_WRITTEN REQUEST:_
Write out the records below word for word, please.

---------- TASK INPUT

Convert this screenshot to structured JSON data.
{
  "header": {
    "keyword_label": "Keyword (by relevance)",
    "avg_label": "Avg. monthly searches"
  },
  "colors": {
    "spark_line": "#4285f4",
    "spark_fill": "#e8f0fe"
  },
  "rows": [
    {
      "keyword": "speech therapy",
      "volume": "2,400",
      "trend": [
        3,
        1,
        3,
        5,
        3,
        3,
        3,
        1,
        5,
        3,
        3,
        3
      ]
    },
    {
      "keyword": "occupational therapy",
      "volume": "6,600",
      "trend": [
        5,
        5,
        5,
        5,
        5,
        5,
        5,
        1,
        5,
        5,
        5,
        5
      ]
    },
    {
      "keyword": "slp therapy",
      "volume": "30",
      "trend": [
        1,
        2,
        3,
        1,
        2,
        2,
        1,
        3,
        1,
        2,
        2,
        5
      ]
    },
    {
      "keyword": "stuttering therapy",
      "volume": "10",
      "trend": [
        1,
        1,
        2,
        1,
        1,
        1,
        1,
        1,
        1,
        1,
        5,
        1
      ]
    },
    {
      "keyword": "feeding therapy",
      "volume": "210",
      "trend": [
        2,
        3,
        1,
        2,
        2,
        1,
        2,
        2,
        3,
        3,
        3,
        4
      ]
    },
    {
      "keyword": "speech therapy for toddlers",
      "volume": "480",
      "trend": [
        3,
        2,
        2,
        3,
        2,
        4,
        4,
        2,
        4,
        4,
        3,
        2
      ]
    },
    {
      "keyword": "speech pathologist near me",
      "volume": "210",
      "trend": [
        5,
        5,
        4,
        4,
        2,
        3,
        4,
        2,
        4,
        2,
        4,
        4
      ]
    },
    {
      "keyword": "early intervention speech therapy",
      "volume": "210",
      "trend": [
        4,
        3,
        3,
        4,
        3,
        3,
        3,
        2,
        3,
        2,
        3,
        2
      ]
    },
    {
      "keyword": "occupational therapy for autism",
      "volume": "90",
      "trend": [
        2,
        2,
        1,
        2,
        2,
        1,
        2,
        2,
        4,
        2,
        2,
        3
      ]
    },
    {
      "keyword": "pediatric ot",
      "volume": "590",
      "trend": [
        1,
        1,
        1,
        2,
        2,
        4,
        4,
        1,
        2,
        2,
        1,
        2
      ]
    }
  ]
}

--------------------

_SOLUTION FOR THIS TASK:_
Convert this screenshot to structured JSON data.
{
  "header": {
    "keyword_label": "Keyword (by relevance)",
    "avg_label": "Avg. monthly searches"
  },
  "colors": {
    "spark_line": "#4285f4",
    "spark_fill": "#e8f0fe"
  },
  "rows": [
    {
      "keyword": "speech therapy",
      "volume": "2,400",
      "trend": [
        3,
        1,
        3,
        5,
        3,
        3,
        3,
        1,
        5,
        3,
        3,
        3
      ]
    },
    {
      "keyword": "occupational therapy",
      "volume": "6,600",
      "trend": [
        5,
        5,
        5,
        5,
        5,
        5,
        5,
        1,
        5,
        5,
        5,
        5
      ]
    },
    {
      "keyword": "slp therapy",
      "volume": "30",
      "trend": [
        1,
        2,
        3,
        1,
        2,
        2,
        1,
        3,
        1,
        2,
        2,
        5
      ]
    },
    {
      "keyword": "stuttering therapy",
      "volume": "10",
      "trend": [
        1,
        1,
        2,
        1,
        1,
        1,
        1,
        1,
        1,
        1,
        5,
        1
      ]
    },
    {
      "keyword": "feeding therapy",
      "volume": "210",
      "trend": [
        2,
        3,
        1,
        2,
        2,
        1,
        2,
        2,
        3,
        3,
        3,
        4
      ]
    },
    {
      "keyword": "speech therapy for toddlers",
      "volume": "480",
      "trend": [
        3,
        2,
        2,
        3,
        2,
        4,
        4,
        2,
        4,
        4,
        3,
        2
      ]
    },
    {
      "keyword": "speech pathologist near me",
      "volume": "210",
      "trend": [
        5,
        5,
        4,
        4,
        2,
        3,
        4,
        2,
        4,
        2,
        4,
        4
      ]
    },
    {
      "keyword": "early intervention speech therapy",
      "volume": "210",
      "trend": [
        4,
        3,
        3,
        4,
        3,
        3,
        3,
        2,
        3,
        2,
        3,
        2
      ]
    },
    {
      "keyword": "occupational therapy for autism",
      "volume": "90",
      "trend": [
        2,
        2,
        1,
        2,
        2,
        1,
        2,
        2,
        4,
        2,
        2,
        3
      ]
    },
    {
      "keyword": "pediatric ot",
      "volume": "590",
      "trend": [
        1,
        1,
        1,
        2,
        2,
        4,
        4,
        1,
        2,
        2,
        1,
        2
      ]
    }
  ]
}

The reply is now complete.